Data entries
+---+
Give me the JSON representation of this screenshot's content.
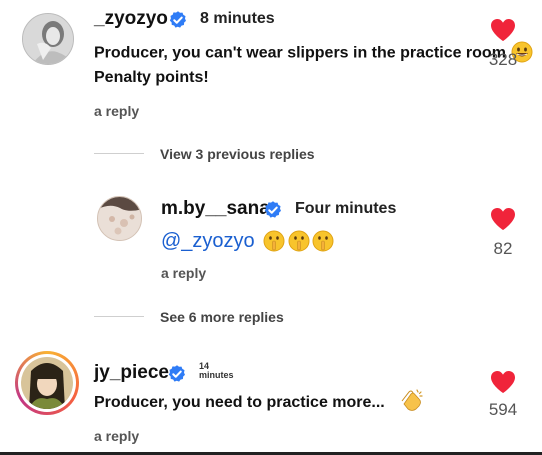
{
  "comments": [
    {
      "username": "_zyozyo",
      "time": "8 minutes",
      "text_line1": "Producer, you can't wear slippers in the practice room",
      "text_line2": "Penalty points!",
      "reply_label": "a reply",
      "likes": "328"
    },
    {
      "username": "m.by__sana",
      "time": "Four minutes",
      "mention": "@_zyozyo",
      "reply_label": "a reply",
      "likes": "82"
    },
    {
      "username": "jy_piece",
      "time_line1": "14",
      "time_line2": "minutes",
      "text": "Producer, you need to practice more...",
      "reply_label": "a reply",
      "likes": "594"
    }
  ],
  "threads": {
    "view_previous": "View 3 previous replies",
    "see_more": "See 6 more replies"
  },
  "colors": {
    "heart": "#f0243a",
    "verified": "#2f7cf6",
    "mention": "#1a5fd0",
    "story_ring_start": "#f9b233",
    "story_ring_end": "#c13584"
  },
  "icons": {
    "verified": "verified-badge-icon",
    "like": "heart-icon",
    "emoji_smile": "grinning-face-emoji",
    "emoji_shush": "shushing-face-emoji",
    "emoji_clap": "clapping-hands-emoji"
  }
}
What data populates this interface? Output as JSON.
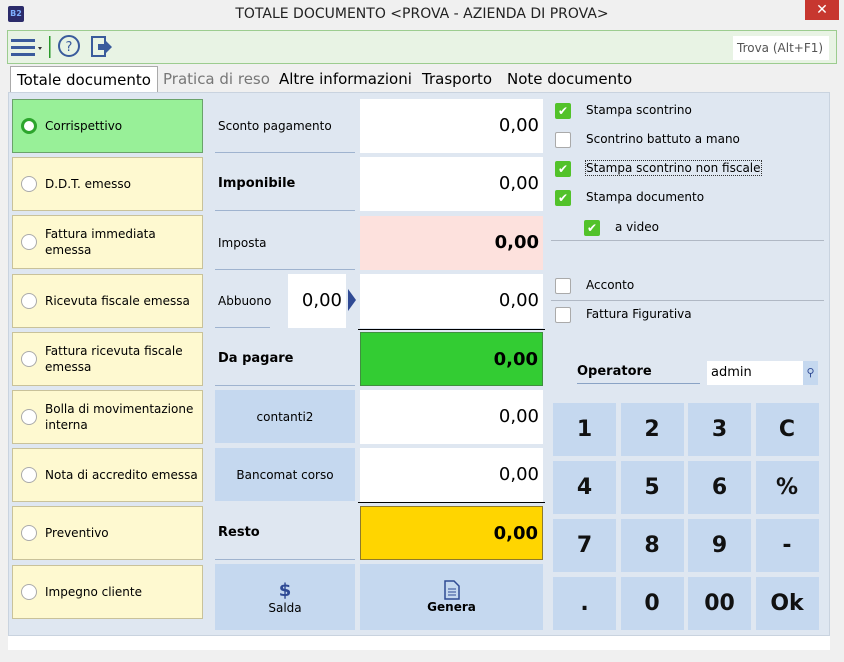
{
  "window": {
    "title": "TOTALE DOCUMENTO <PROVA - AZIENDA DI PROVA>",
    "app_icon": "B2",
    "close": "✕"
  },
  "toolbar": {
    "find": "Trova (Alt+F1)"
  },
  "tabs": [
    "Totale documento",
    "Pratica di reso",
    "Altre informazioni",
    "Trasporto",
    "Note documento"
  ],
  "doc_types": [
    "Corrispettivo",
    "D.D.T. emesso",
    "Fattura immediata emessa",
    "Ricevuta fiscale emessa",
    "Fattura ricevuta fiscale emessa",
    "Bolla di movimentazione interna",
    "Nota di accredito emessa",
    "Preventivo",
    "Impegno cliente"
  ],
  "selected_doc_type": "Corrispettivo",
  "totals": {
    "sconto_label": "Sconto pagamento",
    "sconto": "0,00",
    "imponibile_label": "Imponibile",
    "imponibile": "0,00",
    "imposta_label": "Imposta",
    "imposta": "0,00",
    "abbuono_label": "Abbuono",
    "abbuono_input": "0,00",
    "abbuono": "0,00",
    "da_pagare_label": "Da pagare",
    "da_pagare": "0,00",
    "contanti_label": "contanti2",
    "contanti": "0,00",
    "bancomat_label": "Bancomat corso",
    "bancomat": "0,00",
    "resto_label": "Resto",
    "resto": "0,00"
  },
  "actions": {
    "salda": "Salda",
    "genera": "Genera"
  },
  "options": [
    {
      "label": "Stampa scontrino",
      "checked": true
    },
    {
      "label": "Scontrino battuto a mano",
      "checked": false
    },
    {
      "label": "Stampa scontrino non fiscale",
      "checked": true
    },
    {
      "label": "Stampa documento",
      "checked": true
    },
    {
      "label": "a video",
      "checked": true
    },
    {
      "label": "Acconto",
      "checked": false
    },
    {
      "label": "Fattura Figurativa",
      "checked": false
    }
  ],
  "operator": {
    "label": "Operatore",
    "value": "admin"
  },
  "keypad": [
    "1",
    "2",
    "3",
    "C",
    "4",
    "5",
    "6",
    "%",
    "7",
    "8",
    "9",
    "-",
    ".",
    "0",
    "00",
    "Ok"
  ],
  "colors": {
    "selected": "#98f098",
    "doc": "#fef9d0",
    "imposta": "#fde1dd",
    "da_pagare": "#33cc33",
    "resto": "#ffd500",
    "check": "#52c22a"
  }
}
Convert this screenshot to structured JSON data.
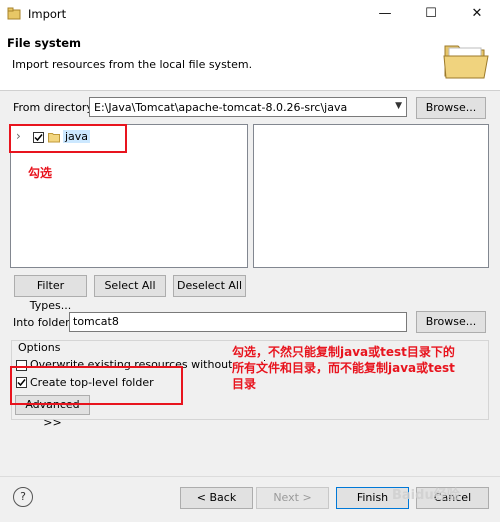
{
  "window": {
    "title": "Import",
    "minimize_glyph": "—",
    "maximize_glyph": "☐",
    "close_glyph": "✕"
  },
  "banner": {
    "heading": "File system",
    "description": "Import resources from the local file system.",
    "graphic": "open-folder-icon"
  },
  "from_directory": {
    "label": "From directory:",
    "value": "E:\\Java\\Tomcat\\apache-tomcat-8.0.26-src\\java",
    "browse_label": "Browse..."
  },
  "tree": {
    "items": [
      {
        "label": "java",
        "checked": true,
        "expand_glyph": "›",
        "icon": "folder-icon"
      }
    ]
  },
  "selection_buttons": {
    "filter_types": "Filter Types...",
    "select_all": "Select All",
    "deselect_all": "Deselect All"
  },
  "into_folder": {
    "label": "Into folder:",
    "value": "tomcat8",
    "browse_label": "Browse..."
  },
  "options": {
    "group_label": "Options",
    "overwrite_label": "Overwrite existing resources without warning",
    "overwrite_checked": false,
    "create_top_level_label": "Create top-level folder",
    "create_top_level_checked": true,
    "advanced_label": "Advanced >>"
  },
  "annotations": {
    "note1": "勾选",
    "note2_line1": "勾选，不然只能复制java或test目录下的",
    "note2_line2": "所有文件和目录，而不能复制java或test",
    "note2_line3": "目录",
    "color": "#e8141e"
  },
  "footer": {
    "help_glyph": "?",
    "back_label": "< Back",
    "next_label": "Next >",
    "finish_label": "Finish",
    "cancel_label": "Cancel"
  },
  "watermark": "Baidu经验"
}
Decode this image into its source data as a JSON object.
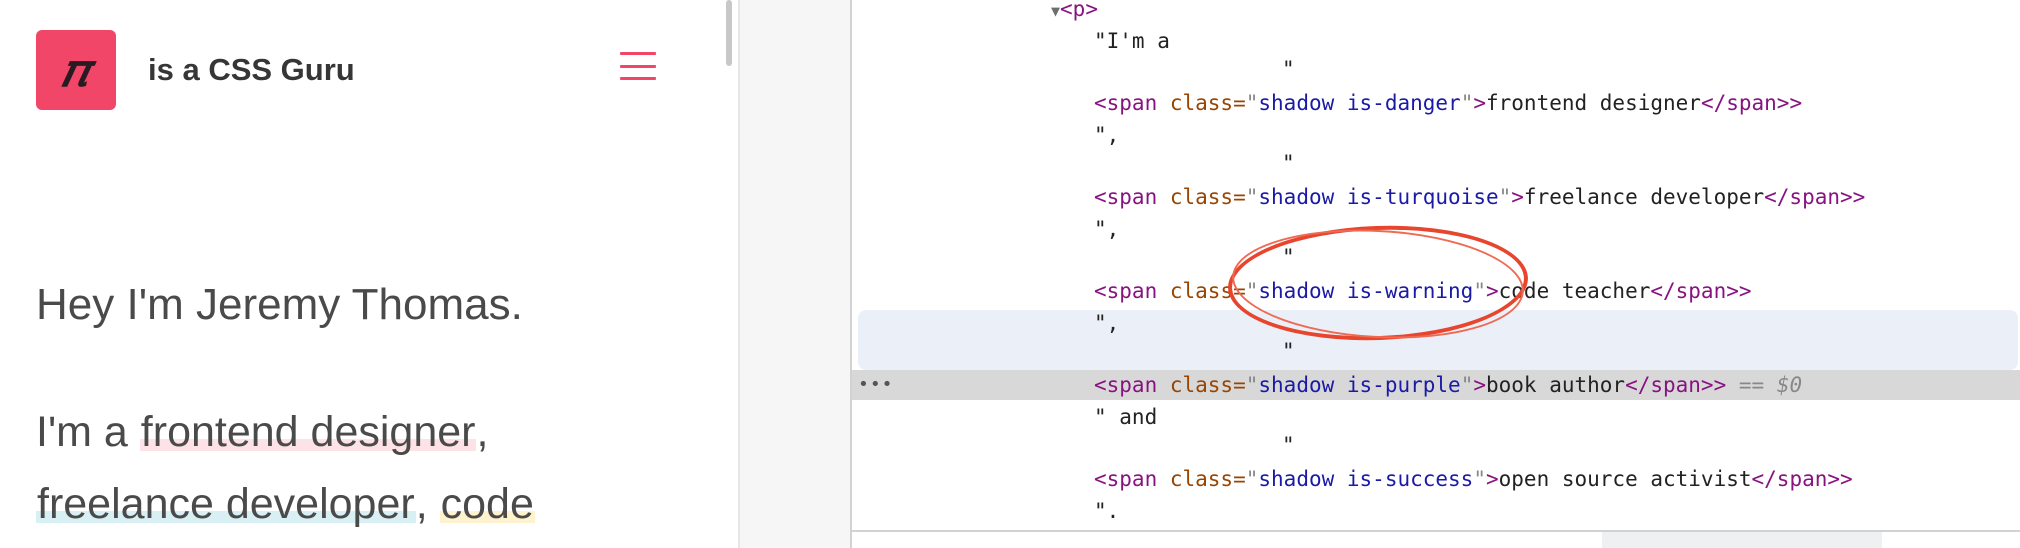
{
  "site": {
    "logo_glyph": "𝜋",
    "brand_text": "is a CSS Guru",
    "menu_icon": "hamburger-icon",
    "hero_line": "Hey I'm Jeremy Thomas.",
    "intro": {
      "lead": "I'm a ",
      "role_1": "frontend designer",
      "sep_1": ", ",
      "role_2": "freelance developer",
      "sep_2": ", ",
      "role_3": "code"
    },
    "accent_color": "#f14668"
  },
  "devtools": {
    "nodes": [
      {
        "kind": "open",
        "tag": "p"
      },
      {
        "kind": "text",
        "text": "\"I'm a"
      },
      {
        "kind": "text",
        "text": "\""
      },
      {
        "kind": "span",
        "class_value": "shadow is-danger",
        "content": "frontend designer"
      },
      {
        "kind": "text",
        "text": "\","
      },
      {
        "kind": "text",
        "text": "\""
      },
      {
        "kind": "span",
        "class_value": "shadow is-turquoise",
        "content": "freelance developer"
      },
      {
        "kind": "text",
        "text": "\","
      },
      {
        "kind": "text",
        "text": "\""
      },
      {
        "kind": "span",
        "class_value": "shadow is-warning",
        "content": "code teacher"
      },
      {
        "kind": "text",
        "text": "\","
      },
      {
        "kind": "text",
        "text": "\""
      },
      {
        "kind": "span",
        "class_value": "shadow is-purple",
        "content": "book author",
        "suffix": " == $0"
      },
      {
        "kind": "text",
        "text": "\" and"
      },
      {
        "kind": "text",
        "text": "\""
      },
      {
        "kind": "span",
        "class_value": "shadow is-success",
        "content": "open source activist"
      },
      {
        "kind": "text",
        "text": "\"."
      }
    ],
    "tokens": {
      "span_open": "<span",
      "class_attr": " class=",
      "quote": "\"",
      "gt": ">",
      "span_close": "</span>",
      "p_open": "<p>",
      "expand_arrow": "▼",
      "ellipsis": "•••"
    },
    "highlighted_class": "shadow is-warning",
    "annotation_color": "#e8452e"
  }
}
+---+
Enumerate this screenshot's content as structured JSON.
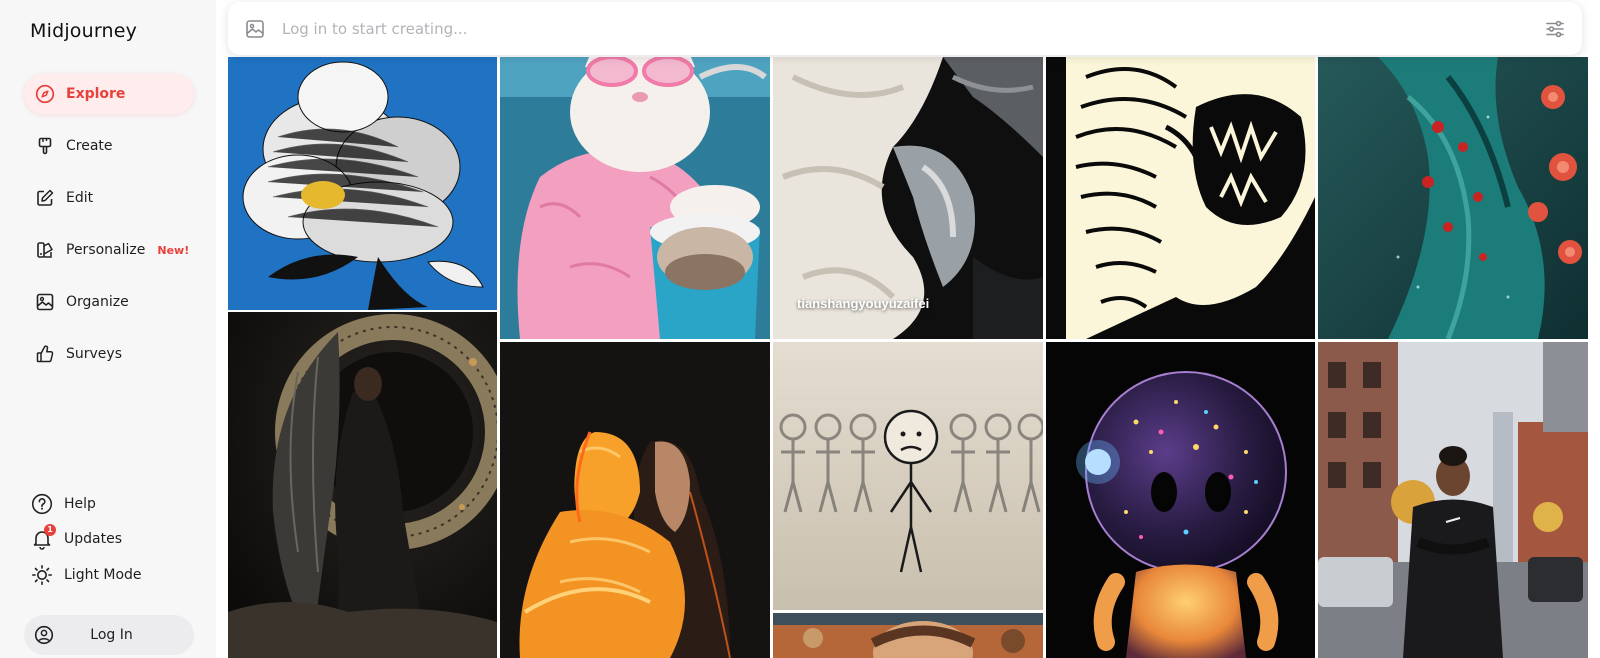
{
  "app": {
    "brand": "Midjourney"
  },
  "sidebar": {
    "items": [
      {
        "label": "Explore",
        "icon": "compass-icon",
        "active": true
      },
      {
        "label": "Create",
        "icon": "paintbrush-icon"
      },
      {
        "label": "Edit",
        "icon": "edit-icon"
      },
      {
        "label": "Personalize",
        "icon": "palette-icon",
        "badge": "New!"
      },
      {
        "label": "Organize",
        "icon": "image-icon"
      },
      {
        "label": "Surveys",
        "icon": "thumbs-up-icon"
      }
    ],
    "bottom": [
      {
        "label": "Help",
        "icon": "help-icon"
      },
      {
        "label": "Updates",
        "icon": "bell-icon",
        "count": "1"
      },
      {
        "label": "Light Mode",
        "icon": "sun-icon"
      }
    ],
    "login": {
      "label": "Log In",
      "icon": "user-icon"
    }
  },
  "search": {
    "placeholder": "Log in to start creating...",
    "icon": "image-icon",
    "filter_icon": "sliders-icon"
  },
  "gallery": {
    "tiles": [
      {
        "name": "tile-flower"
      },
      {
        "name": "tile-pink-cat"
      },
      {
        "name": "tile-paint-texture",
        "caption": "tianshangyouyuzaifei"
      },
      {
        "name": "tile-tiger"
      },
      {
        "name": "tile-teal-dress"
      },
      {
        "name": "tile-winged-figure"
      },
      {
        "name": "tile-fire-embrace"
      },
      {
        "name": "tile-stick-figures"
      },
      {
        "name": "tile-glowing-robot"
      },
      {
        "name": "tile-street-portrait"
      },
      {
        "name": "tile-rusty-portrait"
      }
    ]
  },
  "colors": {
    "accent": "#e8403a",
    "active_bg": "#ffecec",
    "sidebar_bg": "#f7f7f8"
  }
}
+---+
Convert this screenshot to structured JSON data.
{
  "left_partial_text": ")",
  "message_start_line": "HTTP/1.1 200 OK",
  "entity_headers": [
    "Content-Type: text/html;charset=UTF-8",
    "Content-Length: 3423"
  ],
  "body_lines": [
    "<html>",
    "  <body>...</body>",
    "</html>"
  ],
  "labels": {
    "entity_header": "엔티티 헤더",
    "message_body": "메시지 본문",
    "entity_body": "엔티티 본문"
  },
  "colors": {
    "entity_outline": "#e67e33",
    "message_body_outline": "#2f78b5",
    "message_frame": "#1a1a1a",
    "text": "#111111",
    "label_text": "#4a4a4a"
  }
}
+---+
▶ Work to be completed
In the entries above, find every line holding the word "more" and copy it out.

▶ Result of this exercise
      "text": "Producer, you need to practice more...",
    "see_more": "See 6 more replies"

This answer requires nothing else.